** START Source material **
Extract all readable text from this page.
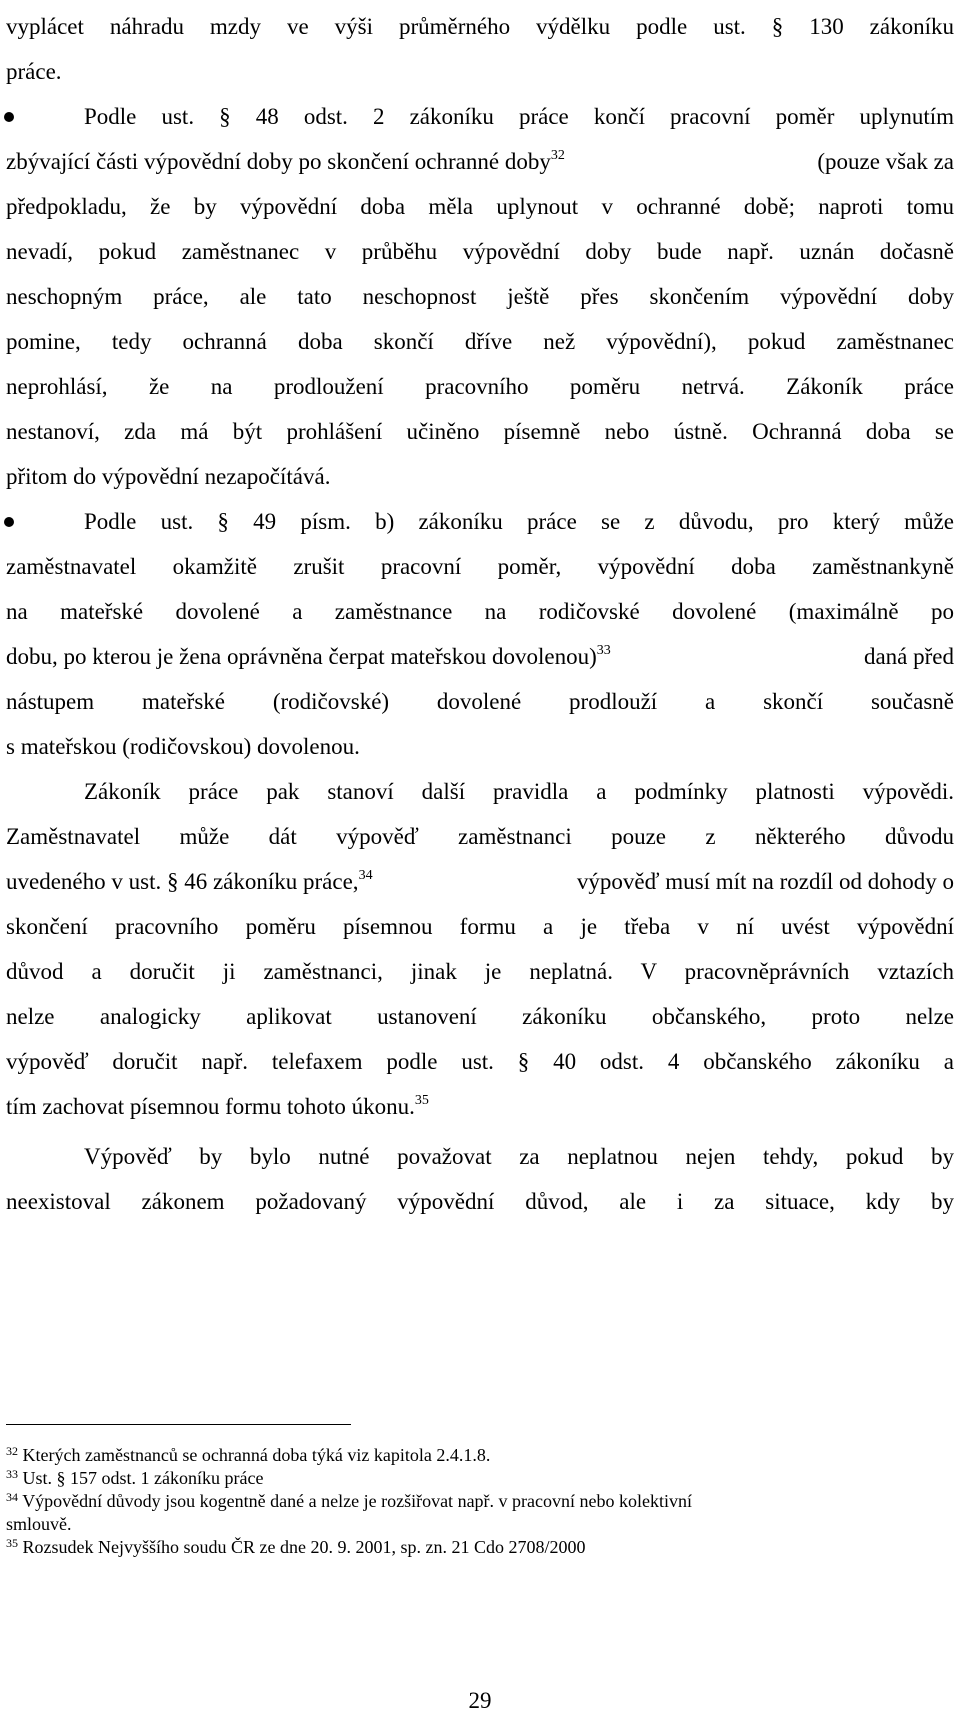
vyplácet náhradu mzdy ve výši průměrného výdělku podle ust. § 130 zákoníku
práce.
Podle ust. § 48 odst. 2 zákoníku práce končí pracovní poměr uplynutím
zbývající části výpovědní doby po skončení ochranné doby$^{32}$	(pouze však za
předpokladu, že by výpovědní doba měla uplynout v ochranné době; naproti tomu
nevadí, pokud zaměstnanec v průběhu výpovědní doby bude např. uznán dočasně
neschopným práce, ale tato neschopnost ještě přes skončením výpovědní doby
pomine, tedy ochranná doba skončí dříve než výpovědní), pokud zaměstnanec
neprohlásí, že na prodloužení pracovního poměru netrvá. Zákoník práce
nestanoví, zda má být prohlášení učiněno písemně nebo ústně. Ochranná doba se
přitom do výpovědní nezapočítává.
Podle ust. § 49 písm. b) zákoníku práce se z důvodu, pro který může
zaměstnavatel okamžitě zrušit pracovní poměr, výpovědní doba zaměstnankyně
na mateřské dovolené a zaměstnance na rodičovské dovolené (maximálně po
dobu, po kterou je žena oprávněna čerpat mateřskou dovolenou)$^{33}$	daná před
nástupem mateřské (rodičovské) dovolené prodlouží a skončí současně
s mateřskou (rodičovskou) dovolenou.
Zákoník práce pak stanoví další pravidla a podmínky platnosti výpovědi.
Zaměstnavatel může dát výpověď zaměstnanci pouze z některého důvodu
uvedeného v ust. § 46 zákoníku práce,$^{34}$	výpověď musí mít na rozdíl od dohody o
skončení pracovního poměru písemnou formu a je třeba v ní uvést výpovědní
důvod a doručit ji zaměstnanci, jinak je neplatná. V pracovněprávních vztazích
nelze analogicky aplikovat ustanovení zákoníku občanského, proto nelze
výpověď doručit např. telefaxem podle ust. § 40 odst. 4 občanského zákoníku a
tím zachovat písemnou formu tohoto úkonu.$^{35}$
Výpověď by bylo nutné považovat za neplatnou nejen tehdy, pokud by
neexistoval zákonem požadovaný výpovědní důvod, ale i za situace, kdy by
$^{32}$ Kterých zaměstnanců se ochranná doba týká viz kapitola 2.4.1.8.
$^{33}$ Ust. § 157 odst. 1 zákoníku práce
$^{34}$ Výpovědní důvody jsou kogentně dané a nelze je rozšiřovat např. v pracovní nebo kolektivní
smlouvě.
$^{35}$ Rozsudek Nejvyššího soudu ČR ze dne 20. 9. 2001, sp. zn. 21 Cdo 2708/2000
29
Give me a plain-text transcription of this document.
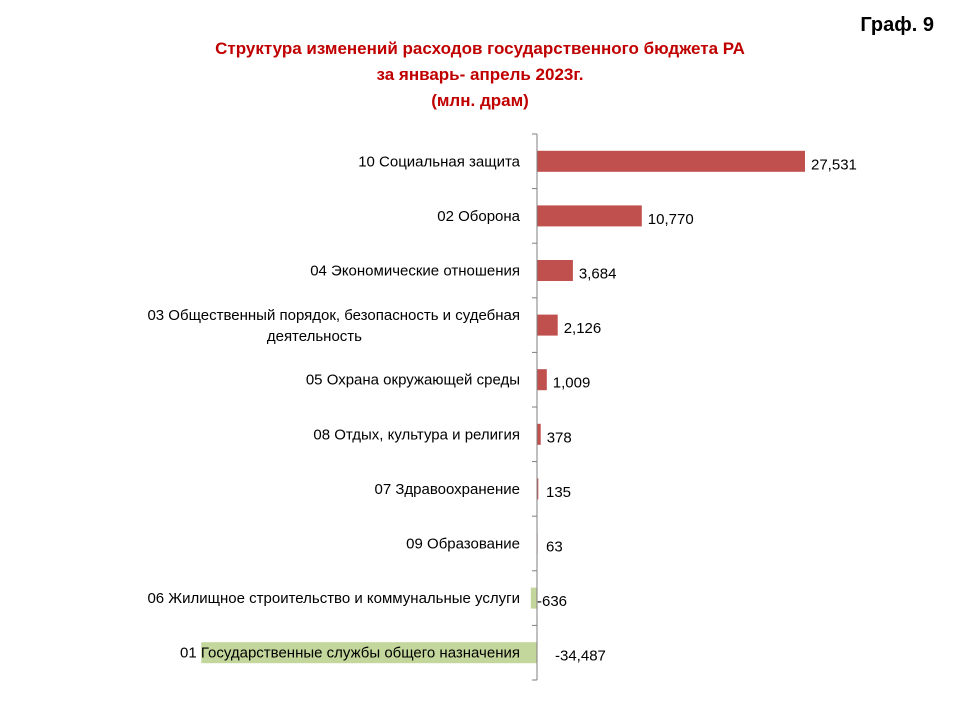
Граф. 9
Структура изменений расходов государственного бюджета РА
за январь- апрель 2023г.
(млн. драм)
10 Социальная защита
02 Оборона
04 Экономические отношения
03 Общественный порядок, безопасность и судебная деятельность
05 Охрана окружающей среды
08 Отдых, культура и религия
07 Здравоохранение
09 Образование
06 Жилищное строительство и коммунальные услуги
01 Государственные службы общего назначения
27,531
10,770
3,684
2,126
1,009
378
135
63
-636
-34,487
** END Source material **
** START Source material **
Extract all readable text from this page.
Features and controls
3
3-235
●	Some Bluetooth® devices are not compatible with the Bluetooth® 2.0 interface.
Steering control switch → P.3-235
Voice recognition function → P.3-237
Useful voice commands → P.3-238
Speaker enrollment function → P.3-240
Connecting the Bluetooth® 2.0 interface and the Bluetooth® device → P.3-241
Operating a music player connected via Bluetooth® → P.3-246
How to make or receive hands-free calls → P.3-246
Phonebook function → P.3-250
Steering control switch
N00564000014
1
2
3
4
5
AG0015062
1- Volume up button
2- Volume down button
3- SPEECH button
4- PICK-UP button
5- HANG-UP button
** END Source material **
** START Source material **
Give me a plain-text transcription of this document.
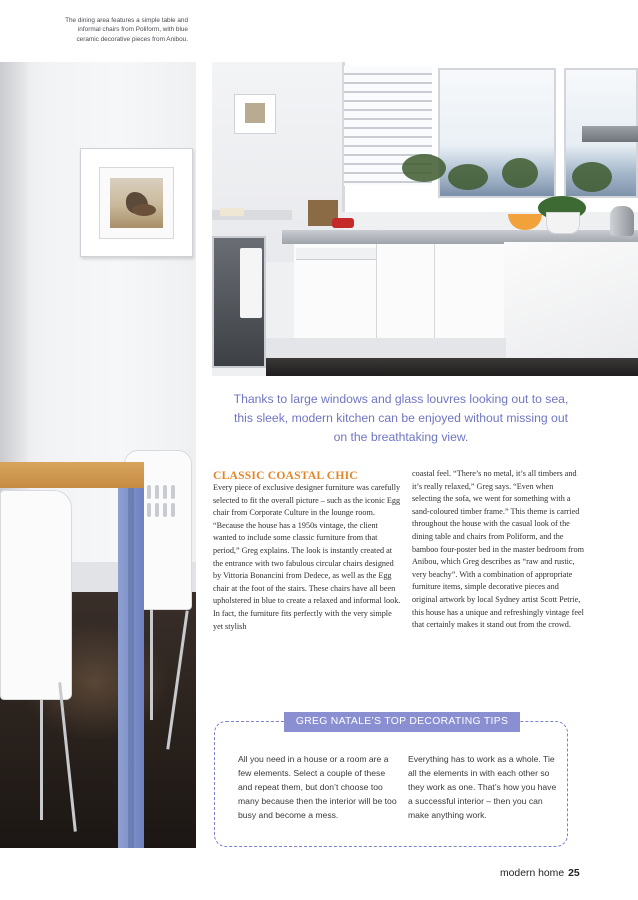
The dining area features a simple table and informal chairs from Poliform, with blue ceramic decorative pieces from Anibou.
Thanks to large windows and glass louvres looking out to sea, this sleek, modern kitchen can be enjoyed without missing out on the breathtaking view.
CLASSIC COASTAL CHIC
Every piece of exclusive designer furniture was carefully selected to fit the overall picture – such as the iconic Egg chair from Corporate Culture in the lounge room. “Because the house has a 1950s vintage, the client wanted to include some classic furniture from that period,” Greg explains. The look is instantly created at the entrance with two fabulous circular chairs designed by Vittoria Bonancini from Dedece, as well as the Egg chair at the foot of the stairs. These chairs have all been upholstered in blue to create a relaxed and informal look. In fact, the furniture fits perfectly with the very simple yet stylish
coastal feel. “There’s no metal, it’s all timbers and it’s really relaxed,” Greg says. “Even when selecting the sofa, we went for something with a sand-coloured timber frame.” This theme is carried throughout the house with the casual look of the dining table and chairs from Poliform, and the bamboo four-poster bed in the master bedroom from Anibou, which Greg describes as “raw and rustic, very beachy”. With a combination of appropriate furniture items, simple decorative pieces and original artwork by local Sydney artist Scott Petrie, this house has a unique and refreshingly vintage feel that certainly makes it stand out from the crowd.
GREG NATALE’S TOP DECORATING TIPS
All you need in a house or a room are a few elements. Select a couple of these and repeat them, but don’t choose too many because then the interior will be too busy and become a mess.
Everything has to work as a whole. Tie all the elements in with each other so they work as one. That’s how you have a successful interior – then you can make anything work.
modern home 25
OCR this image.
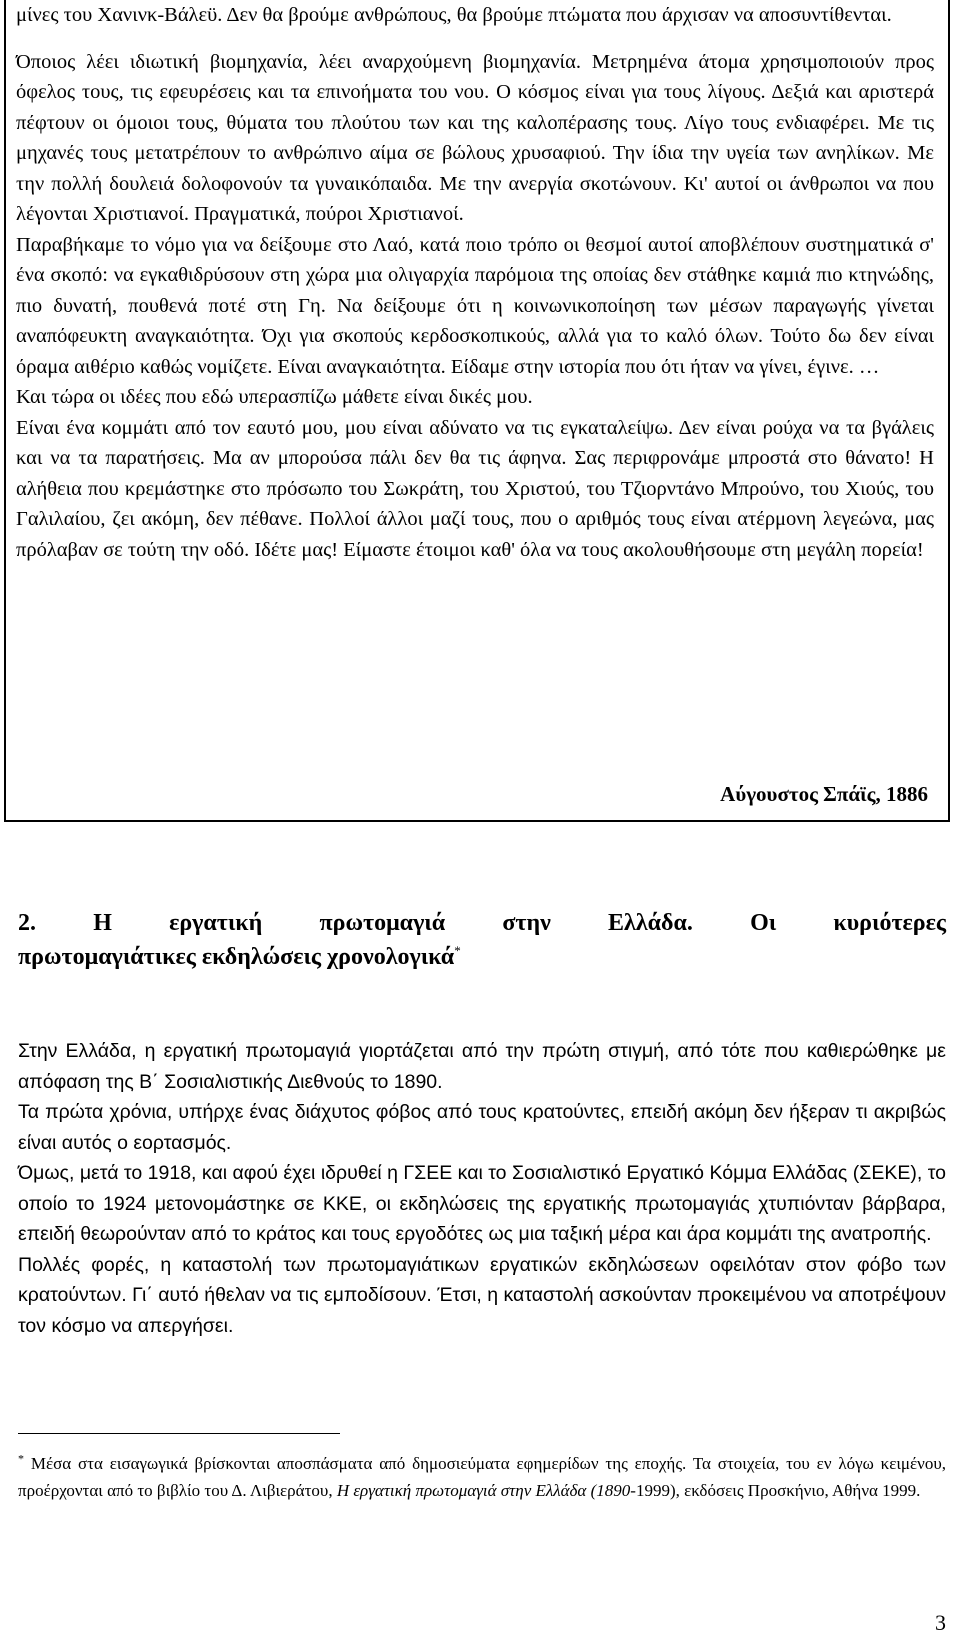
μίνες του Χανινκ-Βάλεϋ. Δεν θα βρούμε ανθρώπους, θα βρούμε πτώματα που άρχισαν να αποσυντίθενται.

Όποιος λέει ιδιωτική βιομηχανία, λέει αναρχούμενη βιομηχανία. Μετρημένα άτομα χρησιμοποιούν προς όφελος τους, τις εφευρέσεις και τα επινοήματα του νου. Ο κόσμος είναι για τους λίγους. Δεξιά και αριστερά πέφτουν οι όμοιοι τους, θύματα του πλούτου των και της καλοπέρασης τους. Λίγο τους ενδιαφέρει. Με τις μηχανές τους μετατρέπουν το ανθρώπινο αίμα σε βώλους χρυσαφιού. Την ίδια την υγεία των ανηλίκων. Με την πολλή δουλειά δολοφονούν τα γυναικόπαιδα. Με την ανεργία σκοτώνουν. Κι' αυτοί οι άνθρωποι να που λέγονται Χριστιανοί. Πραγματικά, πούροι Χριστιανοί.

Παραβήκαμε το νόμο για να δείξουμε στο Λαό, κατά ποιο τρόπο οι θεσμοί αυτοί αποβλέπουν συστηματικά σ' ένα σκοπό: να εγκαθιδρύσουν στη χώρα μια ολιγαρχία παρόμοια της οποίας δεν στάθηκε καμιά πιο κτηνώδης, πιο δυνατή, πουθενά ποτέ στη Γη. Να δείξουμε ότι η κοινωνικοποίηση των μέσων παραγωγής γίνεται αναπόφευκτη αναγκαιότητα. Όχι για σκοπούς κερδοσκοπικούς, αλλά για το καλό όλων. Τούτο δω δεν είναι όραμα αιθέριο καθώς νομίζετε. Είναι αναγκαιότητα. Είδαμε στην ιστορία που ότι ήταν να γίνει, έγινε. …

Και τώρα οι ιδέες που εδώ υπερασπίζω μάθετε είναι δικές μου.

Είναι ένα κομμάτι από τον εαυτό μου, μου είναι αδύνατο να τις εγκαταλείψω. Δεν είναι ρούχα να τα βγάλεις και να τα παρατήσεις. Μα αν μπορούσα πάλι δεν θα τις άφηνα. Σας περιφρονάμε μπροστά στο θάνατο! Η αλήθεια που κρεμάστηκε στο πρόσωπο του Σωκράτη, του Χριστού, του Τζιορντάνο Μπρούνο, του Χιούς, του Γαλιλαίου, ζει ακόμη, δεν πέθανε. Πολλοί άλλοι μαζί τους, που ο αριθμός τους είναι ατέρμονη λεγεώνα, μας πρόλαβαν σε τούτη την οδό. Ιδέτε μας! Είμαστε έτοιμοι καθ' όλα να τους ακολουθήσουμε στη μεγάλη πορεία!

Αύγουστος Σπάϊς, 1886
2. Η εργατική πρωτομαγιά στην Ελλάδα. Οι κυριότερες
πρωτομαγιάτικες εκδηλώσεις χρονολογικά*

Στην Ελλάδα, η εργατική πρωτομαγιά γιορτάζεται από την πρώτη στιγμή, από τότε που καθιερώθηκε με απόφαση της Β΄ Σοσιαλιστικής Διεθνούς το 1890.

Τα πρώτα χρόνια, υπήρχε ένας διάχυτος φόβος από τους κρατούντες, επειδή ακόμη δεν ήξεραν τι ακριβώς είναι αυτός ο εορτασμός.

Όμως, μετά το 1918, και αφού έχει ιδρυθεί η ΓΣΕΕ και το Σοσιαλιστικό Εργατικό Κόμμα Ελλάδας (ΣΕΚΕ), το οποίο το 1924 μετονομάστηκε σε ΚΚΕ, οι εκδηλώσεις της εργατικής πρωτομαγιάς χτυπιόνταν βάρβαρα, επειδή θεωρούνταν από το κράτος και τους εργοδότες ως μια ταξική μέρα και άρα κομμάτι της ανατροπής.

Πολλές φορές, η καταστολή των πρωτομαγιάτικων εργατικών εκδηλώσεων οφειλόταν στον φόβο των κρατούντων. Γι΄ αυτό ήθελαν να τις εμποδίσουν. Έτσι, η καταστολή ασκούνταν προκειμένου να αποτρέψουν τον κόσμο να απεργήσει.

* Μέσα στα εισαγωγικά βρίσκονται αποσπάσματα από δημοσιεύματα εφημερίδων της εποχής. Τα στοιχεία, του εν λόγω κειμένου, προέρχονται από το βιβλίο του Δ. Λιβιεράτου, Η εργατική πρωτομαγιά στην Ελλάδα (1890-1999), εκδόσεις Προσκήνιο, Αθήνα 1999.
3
** END Source material **
**What is needed**
Give only the count of lines in this material that contain the string "práce".

**Response to this exercise**
8